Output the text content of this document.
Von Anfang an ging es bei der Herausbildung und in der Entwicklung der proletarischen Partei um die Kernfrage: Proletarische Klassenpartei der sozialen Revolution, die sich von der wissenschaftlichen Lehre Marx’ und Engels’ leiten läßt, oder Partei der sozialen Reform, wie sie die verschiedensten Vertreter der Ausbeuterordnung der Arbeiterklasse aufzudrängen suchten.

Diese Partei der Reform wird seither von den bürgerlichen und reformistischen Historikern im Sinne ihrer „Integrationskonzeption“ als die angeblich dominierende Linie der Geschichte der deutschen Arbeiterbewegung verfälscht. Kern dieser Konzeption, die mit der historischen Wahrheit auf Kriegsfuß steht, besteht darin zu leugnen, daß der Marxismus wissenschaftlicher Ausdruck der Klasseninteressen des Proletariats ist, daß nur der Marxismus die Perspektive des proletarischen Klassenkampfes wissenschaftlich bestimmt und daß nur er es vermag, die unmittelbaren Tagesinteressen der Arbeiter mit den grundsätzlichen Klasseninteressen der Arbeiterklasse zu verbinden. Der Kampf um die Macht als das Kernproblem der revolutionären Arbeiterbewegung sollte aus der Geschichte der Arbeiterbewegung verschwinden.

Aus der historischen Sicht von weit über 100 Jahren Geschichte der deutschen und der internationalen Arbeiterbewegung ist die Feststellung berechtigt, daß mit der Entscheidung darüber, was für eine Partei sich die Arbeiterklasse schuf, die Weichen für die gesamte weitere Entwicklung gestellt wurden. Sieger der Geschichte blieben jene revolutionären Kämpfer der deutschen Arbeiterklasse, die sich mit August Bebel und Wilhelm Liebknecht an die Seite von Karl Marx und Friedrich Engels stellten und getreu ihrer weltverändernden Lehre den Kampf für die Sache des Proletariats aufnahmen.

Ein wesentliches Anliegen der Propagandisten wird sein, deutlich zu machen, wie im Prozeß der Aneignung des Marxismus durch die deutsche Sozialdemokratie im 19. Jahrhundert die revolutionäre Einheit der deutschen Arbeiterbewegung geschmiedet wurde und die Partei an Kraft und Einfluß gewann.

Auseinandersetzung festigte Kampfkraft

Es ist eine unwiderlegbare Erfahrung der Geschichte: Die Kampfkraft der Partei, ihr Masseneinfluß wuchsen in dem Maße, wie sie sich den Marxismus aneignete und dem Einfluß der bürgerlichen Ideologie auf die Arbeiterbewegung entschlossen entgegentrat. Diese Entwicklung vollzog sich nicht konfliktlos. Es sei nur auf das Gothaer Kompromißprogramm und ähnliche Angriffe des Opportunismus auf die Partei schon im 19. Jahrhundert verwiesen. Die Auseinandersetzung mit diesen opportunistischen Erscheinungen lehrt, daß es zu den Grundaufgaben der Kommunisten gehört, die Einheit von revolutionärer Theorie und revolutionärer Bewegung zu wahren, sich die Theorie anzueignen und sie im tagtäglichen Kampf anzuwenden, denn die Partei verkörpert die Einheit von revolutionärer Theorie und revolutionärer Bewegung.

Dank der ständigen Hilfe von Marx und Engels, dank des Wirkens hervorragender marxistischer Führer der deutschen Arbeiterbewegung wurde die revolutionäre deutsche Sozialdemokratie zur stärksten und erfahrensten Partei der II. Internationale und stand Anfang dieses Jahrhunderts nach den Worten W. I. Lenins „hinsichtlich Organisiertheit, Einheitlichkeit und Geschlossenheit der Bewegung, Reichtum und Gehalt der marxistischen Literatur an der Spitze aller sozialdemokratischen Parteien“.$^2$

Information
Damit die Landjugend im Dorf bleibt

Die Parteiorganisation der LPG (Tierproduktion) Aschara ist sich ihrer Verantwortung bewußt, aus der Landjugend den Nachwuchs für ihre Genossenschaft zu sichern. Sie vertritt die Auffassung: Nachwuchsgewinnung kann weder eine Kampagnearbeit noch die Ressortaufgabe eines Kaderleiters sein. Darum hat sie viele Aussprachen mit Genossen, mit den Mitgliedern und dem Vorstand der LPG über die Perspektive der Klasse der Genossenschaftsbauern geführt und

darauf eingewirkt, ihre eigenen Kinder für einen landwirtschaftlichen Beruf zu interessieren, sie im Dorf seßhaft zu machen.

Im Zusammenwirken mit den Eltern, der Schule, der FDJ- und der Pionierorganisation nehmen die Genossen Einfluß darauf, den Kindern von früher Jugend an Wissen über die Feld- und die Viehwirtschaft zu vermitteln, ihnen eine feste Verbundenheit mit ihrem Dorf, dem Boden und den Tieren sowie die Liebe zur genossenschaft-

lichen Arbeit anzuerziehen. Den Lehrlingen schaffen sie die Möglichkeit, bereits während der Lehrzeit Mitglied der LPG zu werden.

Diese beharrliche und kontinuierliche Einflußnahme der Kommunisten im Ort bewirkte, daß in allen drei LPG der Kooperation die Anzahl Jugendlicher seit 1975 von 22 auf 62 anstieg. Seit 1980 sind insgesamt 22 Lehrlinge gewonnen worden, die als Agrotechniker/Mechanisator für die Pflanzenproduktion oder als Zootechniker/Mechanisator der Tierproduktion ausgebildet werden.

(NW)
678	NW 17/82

### WHAT TO DO
Make an exact copy of the records.

### IN RESPONSE
Output the text content of this document.
Von Anfang an ging es bei der Herausbildung und in der Entwicklung der proletarischen Partei um die Kernfrage: Proletarische Klassenpartei der sozialen Revolution, die sich von der wissenschaftlichen Lehre Marx’ und Engels’ leiten läßt, oder Partei der sozialen Reform, wie sie die verschiedensten Vertreter der Ausbeuterordnung der Arbeiterklasse aufzudrängen suchten.

Diese Partei der Reform wird seither von den bürgerlichen und reformistischen Historikern im Sinne ihrer „Integrationskonzeption“ als die angeblich dominierende Linie der Geschichte der deutschen Arbeiterbewegung verfälscht. Kern dieser Konzeption, die mit der historischen Wahrheit auf Kriegsfuß steht, besteht darin zu leugnen, daß der Marxismus wissenschaftlicher Ausdruck der Klasseninteressen des Proletariats ist, daß nur der Marxismus die Perspektive des proletarischen Klassenkampfes wissenschaftlich bestimmt und daß nur er es vermag, die unmittelbaren Tagesinteressen der Arbeiter mit den grundsätzlichen Klasseninteressen der Arbeiterklasse zu verbinden. Der Kampf um die Macht als das Kernproblem der revolutionären Arbeiterbewegung sollte aus der Geschichte der Arbeiterbewegung verschwinden.

Aus der historischen Sicht von weit über 100 Jahren Geschichte der deutschen und der internationalen Arbeiterbewegung ist die Feststellung berechtigt, daß mit der Entscheidung darüber, was für eine Partei sich die Arbeiterklasse schuf, die Weichen für die gesamte weitere Entwicklung gestellt wurden. Sieger der Geschichte blieben jene revolutionären Kämpfer der deutschen Arbeiterklasse, die sich mit August Bebel und Wilhelm Liebknecht an die Seite von Karl Marx und Friedrich Engels stellten und getreu ihrer weltverändernden Lehre den Kampf für die Sache des Proletariats aufnahmen.

Ein wesentliches Anliegen der Propagandisten wird sein, deutlich zu machen, wie im Prozeß der Aneignung des Marxismus durch die deutsche Sozialdemokratie im 19. Jahrhundert die revolutionäre Einheit der deutschen Arbeiterbewegung geschmiedet wurde und die Partei an Kraft und Einfluß gewann.

Auseinandersetzung festigte Kampfkraft

Es ist eine unwiderlegbare Erfahrung der Geschichte: Die Kampfkraft der Partei, ihr Masseneinfluß wuchsen in dem Maße, wie sie sich den Marxismus aneignete und dem Einfluß der bürgerlichen Ideologie auf die Arbeiterbewegung entschlossen entgegentrat. Diese Entwicklung vollzog sich nicht konfliktlos. Es sei nur auf das Gothaer Kompromißprogramm und ähnliche Angriffe des Opportunismus auf die Partei schon im 19. Jahrhundert verwiesen. Die Auseinandersetzung mit diesen opportunistischen Erscheinungen lehrt, daß es zu den Grundaufgaben der Kommunisten gehört, die Einheit von revolutionärer Theorie und revolutionärer Bewegung zu wahren, sich die Theorie anzueignen und sie im tagtäglichen Kampf anzuwenden, denn die Partei verkörpert die Einheit von revolutionärer Theorie und revolutionärer Bewegung.

Dank der ständigen Hilfe von Marx und Engels, dank des Wirkens hervorragender marxistischer Führer der deutschen Arbeiterbewegung wurde die revolutionäre deutsche Sozialdemokratie zur stärksten und erfahrensten Partei der II. Internationale und stand Anfang dieses Jahrhunderts nach den Worten W. I. Lenins „hinsichtlich Organisiertheit, Einheitlichkeit und Geschlossenheit der Bewegung, Reichtum und Gehalt der marxistischen Literatur an der Spitze aller sozialdemokratischen Parteien“.$^2$

Information
Damit die Landjugend im Dorf bleibt

Die Parteiorganisation der LPG (Tierproduktion) Aschara ist sich ihrer Verantwortung bewußt, aus der Landjugend den Nachwuchs für ihre Genossenschaft zu sichern. Sie vertritt die Auffassung: Nachwuchsgewinnung kann weder eine Kampagnearbeit noch die Ressortaufgabe eines Kaderleiters sein. Darum hat sie viele Aussprachen mit Genossen, mit den Mitgliedern und dem Vorstand der LPG über die Perspektive der Klasse der Genossenschaftsbauern geführt und

darauf eingewirkt, ihre eigenen Kinder für einen landwirtschaftlichen Beruf zu interessieren, sie im Dorf seßhaft zu machen.

Im Zusammenwirken mit den Eltern, der Schule, der FDJ- und der Pionierorganisation nehmen die Genossen Einfluß darauf, den Kindern von früher Jugend an Wissen über die Feld- und die Viehwirtschaft zu vermitteln, ihnen eine feste Verbundenheit mit ihrem Dorf, dem Boden und den Tieren sowie die Liebe zur genossenschaft-

lichen Arbeit anzuerziehen. Den Lehrlingen schaffen sie die Möglichkeit, bereits während der Lehrzeit Mitglied der LPG zu werden.

Diese beharrliche und kontinuierliche Einflußnahme der Kommunisten im Ort bewirkte, daß in allen drei LPG der Kooperation die Anzahl Jugendlicher seit 1975 von 22 auf 62 anstieg. Seit 1980 sind insgesamt 22 Lehrlinge gewonnen worden, die als Agrotechniker/Mechanisator für die Pflanzenproduktion oder als Zootechniker/Mechanisator der Tierproduktion ausgebildet werden.

(NW)
678	NW 17/82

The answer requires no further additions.